WHAT YOU SHOULD DO
What you return should match every record exactly, with the images removed.

MATERIAL SUPPLIED

-------

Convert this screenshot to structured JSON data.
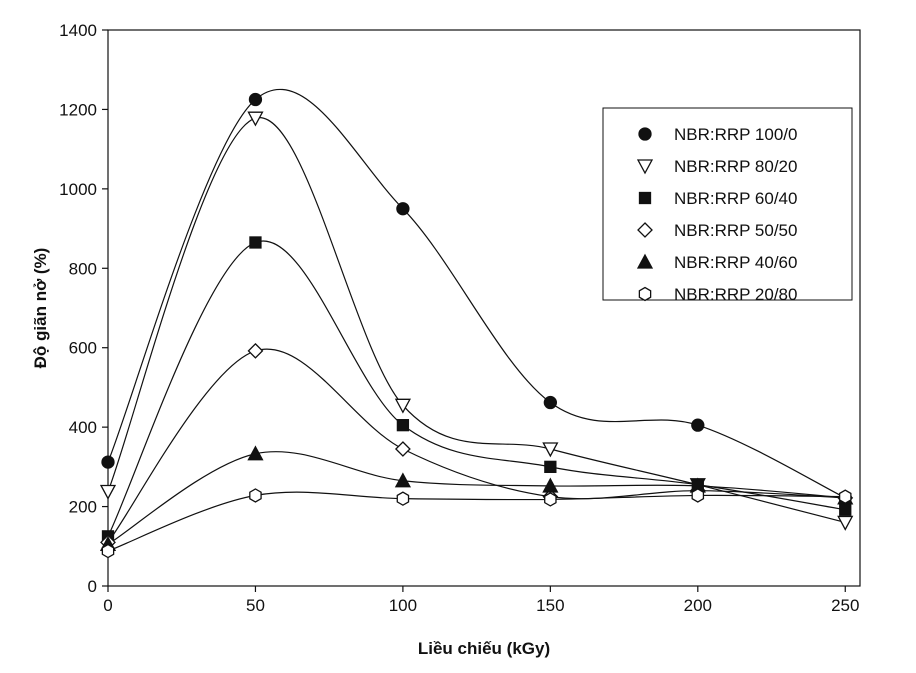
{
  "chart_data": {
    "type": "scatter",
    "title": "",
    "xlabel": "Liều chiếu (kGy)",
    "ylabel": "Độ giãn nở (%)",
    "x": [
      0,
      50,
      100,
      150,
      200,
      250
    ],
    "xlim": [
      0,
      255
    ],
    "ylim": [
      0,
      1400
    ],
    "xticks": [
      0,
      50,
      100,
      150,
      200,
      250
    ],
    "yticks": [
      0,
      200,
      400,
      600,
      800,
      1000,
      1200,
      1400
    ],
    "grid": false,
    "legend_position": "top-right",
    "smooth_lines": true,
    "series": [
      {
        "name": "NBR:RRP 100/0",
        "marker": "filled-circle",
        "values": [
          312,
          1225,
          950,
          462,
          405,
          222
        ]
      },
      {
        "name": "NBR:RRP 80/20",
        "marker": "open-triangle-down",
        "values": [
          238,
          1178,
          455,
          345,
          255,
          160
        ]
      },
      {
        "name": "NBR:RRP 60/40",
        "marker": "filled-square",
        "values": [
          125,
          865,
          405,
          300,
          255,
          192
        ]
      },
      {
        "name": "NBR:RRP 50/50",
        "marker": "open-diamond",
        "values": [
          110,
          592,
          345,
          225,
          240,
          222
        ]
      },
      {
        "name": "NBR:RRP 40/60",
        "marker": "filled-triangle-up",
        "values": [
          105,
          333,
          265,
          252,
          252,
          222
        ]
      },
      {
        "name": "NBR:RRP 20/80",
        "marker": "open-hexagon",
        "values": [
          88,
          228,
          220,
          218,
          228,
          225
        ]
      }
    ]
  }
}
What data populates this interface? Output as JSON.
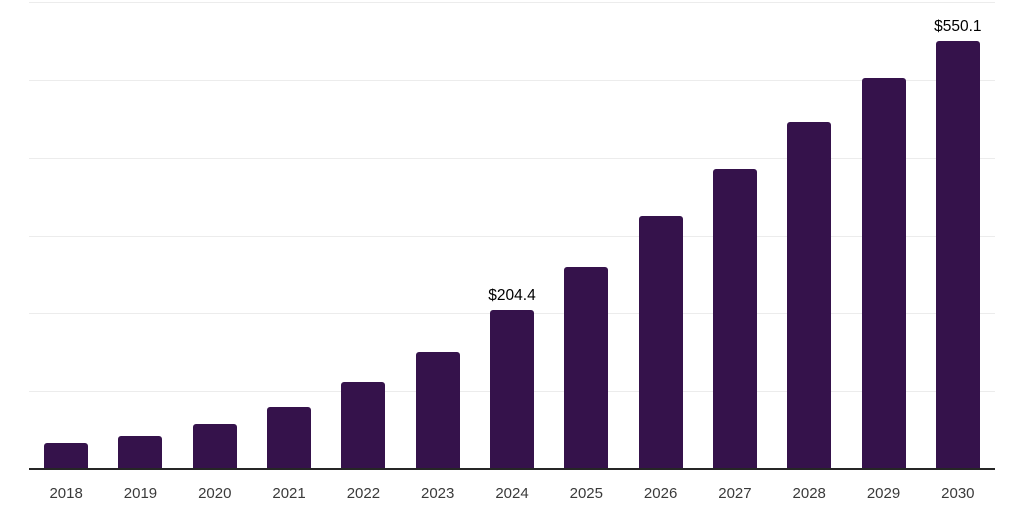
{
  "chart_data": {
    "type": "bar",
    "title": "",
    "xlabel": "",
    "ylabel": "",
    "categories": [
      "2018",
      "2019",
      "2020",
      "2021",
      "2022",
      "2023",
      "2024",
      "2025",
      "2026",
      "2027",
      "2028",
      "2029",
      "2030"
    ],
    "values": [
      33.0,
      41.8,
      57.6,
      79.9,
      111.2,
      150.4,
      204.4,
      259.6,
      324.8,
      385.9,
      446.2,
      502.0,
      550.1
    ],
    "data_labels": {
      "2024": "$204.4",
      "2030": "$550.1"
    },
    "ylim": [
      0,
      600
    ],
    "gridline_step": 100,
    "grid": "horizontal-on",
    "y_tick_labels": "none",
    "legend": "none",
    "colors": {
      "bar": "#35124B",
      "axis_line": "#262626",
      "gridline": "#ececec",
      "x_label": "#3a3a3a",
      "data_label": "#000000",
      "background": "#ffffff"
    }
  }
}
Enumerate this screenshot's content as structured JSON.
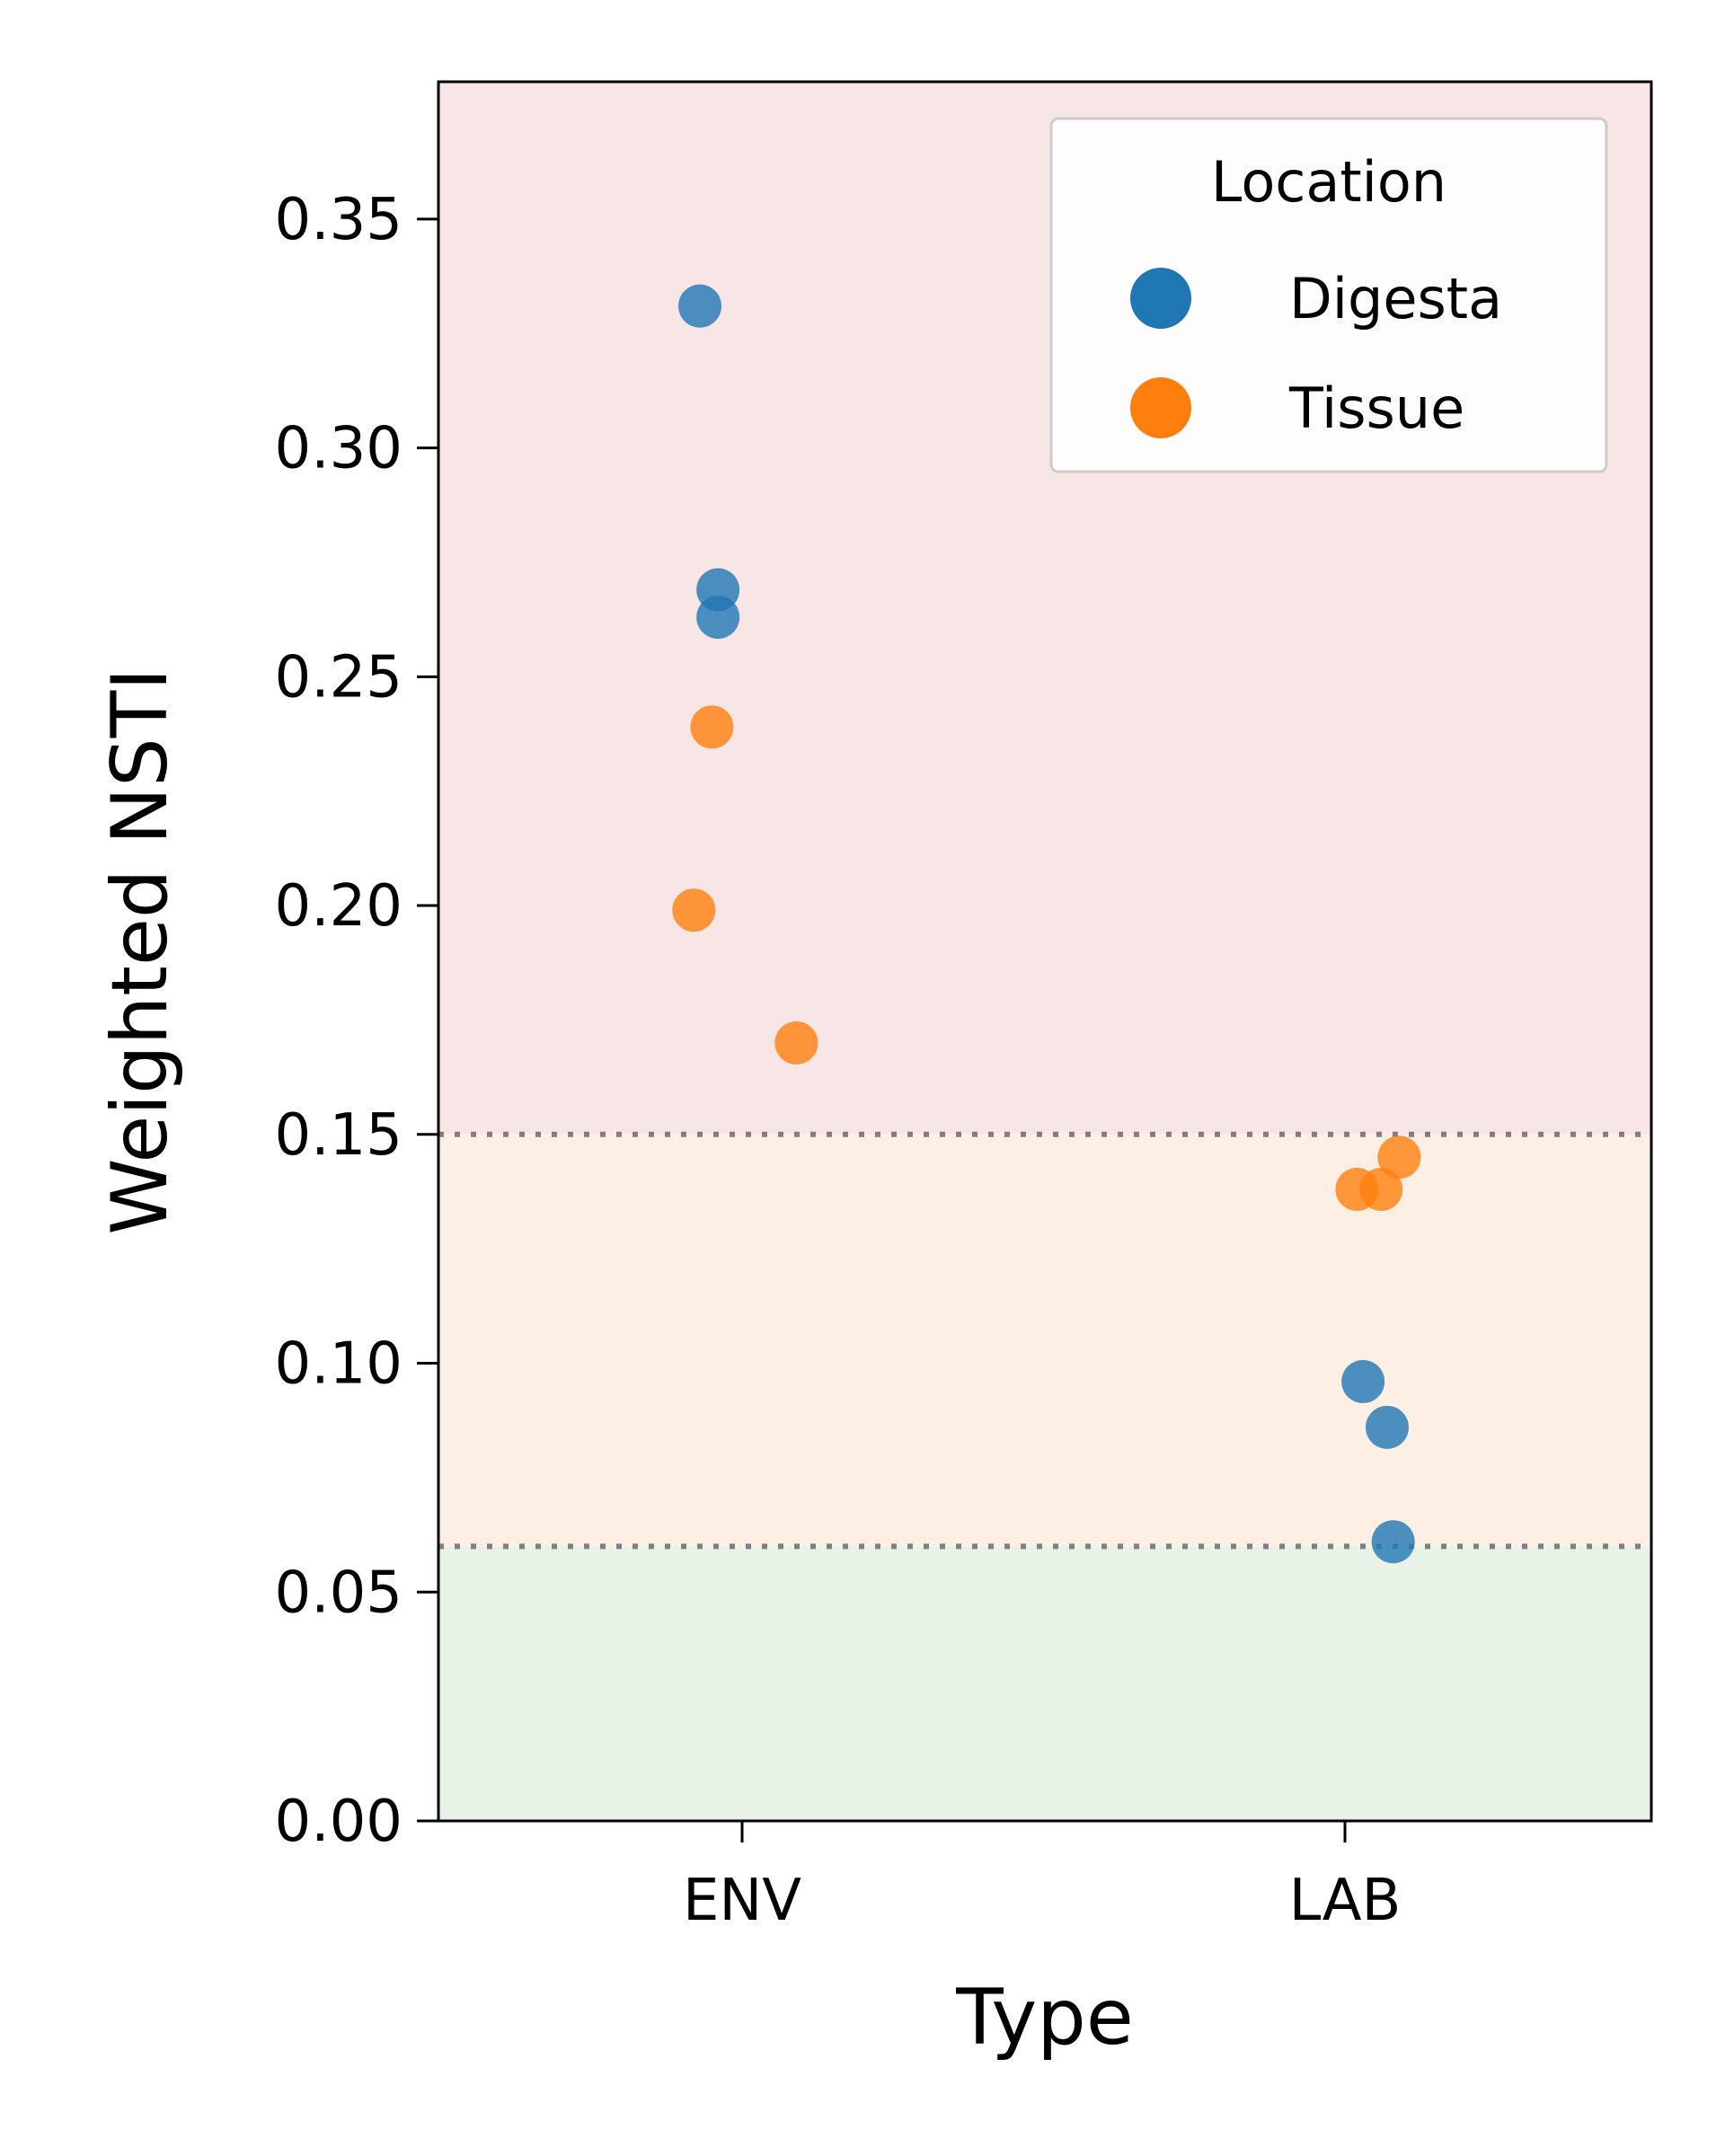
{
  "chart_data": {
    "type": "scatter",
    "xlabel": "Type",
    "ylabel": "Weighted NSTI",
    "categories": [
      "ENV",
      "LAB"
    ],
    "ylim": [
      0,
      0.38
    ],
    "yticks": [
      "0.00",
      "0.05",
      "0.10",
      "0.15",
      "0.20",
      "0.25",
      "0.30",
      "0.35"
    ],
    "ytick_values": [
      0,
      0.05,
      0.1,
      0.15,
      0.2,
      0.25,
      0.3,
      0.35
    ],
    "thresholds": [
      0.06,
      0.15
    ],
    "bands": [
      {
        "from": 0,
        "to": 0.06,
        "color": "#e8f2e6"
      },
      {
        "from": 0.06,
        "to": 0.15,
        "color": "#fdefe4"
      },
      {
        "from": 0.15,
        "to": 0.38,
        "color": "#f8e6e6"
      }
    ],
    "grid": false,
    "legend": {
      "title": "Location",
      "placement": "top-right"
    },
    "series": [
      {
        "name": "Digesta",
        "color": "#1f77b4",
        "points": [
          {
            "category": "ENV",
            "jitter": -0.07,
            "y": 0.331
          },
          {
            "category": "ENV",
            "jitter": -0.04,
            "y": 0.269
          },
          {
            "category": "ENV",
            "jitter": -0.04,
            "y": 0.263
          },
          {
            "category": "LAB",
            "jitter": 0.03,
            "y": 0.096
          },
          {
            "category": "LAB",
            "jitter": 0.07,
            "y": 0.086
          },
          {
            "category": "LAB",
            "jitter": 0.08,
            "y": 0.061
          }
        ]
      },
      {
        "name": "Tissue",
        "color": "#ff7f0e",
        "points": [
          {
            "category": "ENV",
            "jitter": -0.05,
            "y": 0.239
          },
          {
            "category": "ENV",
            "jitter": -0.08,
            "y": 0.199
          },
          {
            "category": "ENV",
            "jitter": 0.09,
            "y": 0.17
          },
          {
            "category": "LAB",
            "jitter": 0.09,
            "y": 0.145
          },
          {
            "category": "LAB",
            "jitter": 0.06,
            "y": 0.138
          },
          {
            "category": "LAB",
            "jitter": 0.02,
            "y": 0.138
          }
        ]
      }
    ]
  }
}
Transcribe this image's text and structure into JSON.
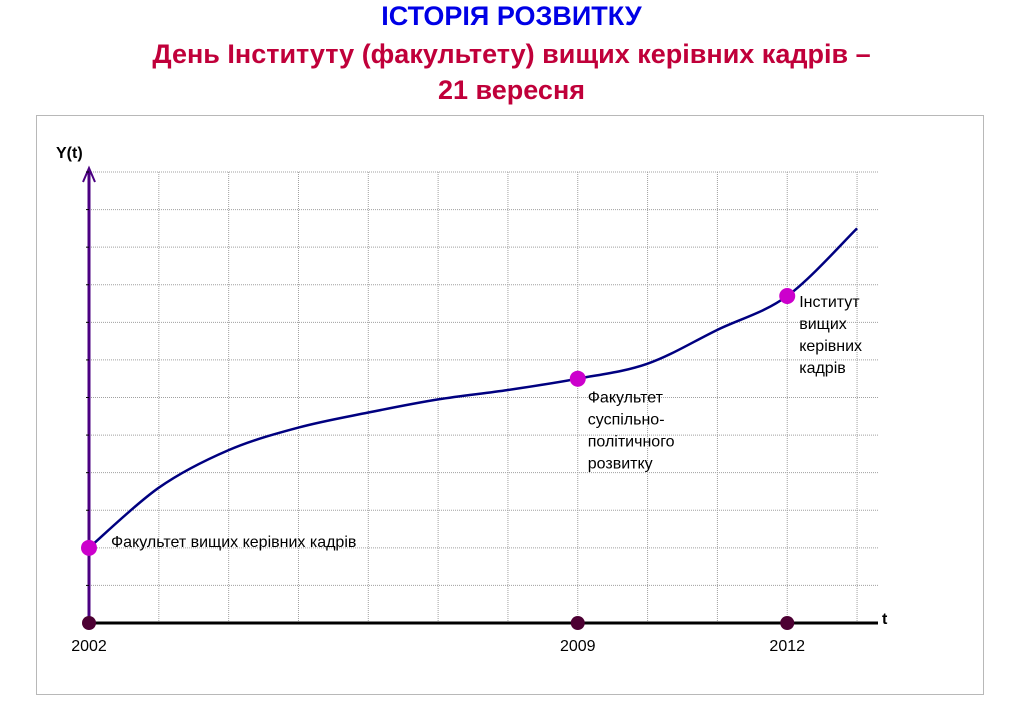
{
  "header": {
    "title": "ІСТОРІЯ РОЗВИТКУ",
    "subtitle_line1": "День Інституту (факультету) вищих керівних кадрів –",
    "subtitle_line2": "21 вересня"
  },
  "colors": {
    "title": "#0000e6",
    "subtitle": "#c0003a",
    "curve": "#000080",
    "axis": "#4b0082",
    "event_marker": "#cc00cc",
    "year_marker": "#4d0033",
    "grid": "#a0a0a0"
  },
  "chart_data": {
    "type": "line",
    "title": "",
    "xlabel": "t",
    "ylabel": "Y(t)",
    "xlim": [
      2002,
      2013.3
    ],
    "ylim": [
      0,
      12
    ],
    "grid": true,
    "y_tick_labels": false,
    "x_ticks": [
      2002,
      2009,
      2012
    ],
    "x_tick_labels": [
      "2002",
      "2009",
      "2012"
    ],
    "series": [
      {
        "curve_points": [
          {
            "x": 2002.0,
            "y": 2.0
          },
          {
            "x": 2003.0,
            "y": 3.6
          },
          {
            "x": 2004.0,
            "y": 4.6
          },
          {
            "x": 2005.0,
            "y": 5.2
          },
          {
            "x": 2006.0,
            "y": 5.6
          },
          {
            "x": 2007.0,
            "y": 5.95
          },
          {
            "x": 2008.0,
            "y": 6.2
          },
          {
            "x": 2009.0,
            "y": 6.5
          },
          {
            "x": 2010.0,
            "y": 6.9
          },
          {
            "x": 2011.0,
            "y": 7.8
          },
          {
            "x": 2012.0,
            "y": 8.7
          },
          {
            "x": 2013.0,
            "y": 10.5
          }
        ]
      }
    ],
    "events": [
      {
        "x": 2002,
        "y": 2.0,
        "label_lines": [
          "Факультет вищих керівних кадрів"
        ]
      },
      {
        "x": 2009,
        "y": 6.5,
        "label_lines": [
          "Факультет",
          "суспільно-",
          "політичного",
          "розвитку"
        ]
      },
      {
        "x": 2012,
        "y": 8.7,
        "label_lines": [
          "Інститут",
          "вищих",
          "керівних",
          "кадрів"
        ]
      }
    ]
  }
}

-------

PROBLEM SOLUTION
Convert this screenshot to structured JSON data.
{
  "chart_data": {
    "type": "scatter",
    "title": "",
    "xlabel": "Liều chiếu (kGy)",
    "ylabel": "Độ giãn nở (%)",
    "x": [
      0,
      50,
      100,
      150,
      200,
      250
    ],
    "xlim": [
      0,
      255
    ],
    "ylim": [
      0,
      1400
    ],
    "xticks": [
      0,
      50,
      100,
      150,
      200,
      250
    ],
    "yticks": [
      0,
      200,
      400,
      600,
      800,
      1000,
      1200,
      1400
    ],
    "grid": false,
    "legend_position": "top-right",
    "smooth_lines": true,
    "series": [
      {
        "name": "NBR:RRP 100/0",
        "marker": "filled-circle",
        "values": [
          312,
          1225,
          950,
          462,
          405,
          222
        ]
      },
      {
        "name": "NBR:RRP 80/20",
        "marker": "open-triangle-down",
        "values": [
          238,
          1178,
          455,
          345,
          255,
          160
        ]
      },
      {
        "name": "NBR:RRP 60/40",
        "marker": "filled-square",
        "values": [
          125,
          865,
          405,
          300,
          255,
          192
        ]
      },
      {
        "name": "NBR:RRP 50/50",
        "marker": "open-diamond",
        "values": [
          110,
          592,
          345,
          225,
          240,
          222
        ]
      },
      {
        "name": "NBR:RRP 40/60",
        "marker": "filled-triangle-up",
        "values": [
          105,
          333,
          265,
          252,
          252,
          222
        ]
      },
      {
        "name": "NBR:RRP 20/80",
        "marker": "open-hexagon",
        "values": [
          88,
          228,
          220,
          218,
          228,
          225
        ]
      }
    ]
  }
}
What data populates this interface? Output as JSON.
{
  "chart_data": {
    "type": "bar",
    "title": "",
    "xlabel": "",
    "ylabel": "",
    "categories": [
      "2018",
      "2019",
      "2020",
      "2021",
      "2022",
      "2023",
      "2024",
      "2025",
      "2026",
      "2027",
      "2028",
      "2029",
      "2030"
    ],
    "values": [
      33.0,
      41.8,
      57.6,
      79.9,
      111.2,
      150.4,
      204.4,
      259.6,
      324.8,
      385.9,
      446.2,
      502.0,
      550.1
    ],
    "data_labels": {
      "2024": "$204.4",
      "2030": "$550.1"
    },
    "ylim": [
      0,
      600
    ],
    "gridline_step": 100,
    "grid": "horizontal-on",
    "y_tick_labels": "none",
    "legend": "none",
    "colors": {
      "bar": "#35124B",
      "axis_line": "#262626",
      "gridline": "#ececec",
      "x_label": "#3a3a3a",
      "data_label": "#000000",
      "background": "#ffffff"
    }
  }
}
Enumerate this screenshot's content as structured JSON.
{
  "chart_data": {
    "type": "scatter",
    "xlabel": "Type",
    "ylabel": "Weighted NSTI",
    "categories": [
      "ENV",
      "LAB"
    ],
    "ylim": [
      0,
      0.38
    ],
    "yticks": [
      "0.00",
      "0.05",
      "0.10",
      "0.15",
      "0.20",
      "0.25",
      "0.30",
      "0.35"
    ],
    "ytick_values": [
      0,
      0.05,
      0.1,
      0.15,
      0.2,
      0.25,
      0.3,
      0.35
    ],
    "thresholds": [
      0.06,
      0.15
    ],
    "bands": [
      {
        "from": 0,
        "to": 0.06,
        "color": "#e8f2e6"
      },
      {
        "from": 0.06,
        "to": 0.15,
        "color": "#fdefe4"
      },
      {
        "from": 0.15,
        "to": 0.38,
        "color": "#f8e6e6"
      }
    ],
    "grid": false,
    "legend": {
      "title": "Location",
      "placement": "top-right"
    },
    "series": [
      {
        "name": "Digesta",
        "color": "#1f77b4",
        "points": [
          {
            "category": "ENV",
            "jitter": -0.07,
            "y": 0.331
          },
          {
            "category": "ENV",
            "jitter": -0.04,
            "y": 0.269
          },
          {
            "category": "ENV",
            "jitter": -0.04,
            "y": 0.263
          },
          {
            "category": "LAB",
            "jitter": 0.03,
            "y": 0.096
          },
          {
            "category": "LAB",
            "jitter": 0.07,
            "y": 0.086
          },
          {
            "category": "LAB",
            "jitter": 0.08,
            "y": 0.061
          }
        ]
      },
      {
        "name": "Tissue",
        "color": "#ff7f0e",
        "points": [
          {
            "category": "ENV",
            "jitter": -0.05,
            "y": 0.239
          },
          {
            "category": "ENV",
            "jitter": -0.08,
            "y": 0.199
          },
          {
            "category": "ENV",
            "jitter": 0.09,
            "y": 0.17
          },
          {
            "category": "LAB",
            "jitter": 0.09,
            "y": 0.145
          },
          {
            "category": "LAB",
            "jitter": 0.06,
            "y": 0.138
          },
          {
            "category": "LAB",
            "jitter": 0.02,
            "y": 0.138
          }
        ]
      }
    ]
  }
}
Transcribe this image's text and structure into JSON.
{
  "header": {
    "title": "ІСТОРІЯ РОЗВИТКУ",
    "subtitle_line1": "День Інституту (факультету) вищих керівних кадрів –",
    "subtitle_line2": "21 вересня"
  },
  "colors": {
    "title": "#0000e6",
    "subtitle": "#c0003a",
    "curve": "#000080",
    "axis": "#4b0082",
    "event_marker": "#cc00cc",
    "year_marker": "#4d0033",
    "grid": "#a0a0a0"
  },
  "chart_data": {
    "type": "line",
    "title": "",
    "xlabel": "t",
    "ylabel": "Y(t)",
    "xlim": [
      2002,
      2013.3
    ],
    "ylim": [
      0,
      12
    ],
    "grid": true,
    "y_tick_labels": false,
    "x_ticks": [
      2002,
      2009,
      2012
    ],
    "x_tick_labels": [
      "2002",
      "2009",
      "2012"
    ],
    "series": [
      {
        "curve_points": [
          {
            "x": 2002.0,
            "y": 2.0
          },
          {
            "x": 2003.0,
            "y": 3.6
          },
          {
            "x": 2004.0,
            "y": 4.6
          },
          {
            "x": 2005.0,
            "y": 5.2
          },
          {
            "x": 2006.0,
            "y": 5.6
          },
          {
            "x": 2007.0,
            "y": 5.95
          },
          {
            "x": 2008.0,
            "y": 6.2
          },
          {
            "x": 2009.0,
            "y": 6.5
          },
          {
            "x": 2010.0,
            "y": 6.9
          },
          {
            "x": 2011.0,
            "y": 7.8
          },
          {
            "x": 2012.0,
            "y": 8.7
          },
          {
            "x": 2013.0,
            "y": 10.5
          }
        ]
      }
    ],
    "events": [
      {
        "x": 2002,
        "y": 2.0,
        "label_lines": [
          "Факультет вищих керівних кадрів"
        ]
      },
      {
        "x": 2009,
        "y": 6.5,
        "label_lines": [
          "Факультет",
          "суспільно-",
          "політичного",
          "розвитку"
        ]
      },
      {
        "x": 2012,
        "y": 8.7,
        "label_lines": [
          "Інститут",
          "вищих",
          "керівних",
          "кадрів"
        ]
      }
    ]
  }
}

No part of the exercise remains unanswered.